● Exercise aim
Extract every line of the material that holds the string "What".

Data entries:
-*-
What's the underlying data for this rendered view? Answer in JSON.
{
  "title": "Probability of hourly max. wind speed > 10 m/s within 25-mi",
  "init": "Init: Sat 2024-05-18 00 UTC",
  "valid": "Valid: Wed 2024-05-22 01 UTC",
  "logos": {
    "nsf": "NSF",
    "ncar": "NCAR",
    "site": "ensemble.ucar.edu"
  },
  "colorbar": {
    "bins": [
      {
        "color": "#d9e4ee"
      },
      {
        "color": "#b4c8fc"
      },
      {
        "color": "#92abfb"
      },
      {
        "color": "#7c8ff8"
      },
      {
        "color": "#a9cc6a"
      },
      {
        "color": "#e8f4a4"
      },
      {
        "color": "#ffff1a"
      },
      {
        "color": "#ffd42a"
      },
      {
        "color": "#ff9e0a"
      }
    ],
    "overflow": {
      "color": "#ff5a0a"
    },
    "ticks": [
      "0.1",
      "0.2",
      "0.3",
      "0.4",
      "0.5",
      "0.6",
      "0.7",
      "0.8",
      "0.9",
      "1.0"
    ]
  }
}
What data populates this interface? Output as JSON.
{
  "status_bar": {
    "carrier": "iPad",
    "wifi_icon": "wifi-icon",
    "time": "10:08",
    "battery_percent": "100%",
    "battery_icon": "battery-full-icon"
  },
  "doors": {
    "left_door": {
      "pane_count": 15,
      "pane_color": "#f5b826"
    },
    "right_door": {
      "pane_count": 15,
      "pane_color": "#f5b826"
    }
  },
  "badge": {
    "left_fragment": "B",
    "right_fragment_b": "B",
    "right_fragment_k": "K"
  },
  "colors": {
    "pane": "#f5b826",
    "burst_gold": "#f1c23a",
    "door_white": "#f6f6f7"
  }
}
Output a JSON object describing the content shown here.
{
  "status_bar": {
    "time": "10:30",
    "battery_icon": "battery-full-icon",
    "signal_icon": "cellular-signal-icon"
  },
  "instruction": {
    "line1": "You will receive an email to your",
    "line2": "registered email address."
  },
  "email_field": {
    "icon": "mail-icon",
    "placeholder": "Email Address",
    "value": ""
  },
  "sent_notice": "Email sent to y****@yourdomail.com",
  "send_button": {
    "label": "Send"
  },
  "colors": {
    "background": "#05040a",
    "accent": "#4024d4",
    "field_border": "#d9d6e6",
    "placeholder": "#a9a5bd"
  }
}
-*-
● Result of the task
What's the underlying data for this rendered view? Answer in JSON.
What data populates this interface? Output as JSON.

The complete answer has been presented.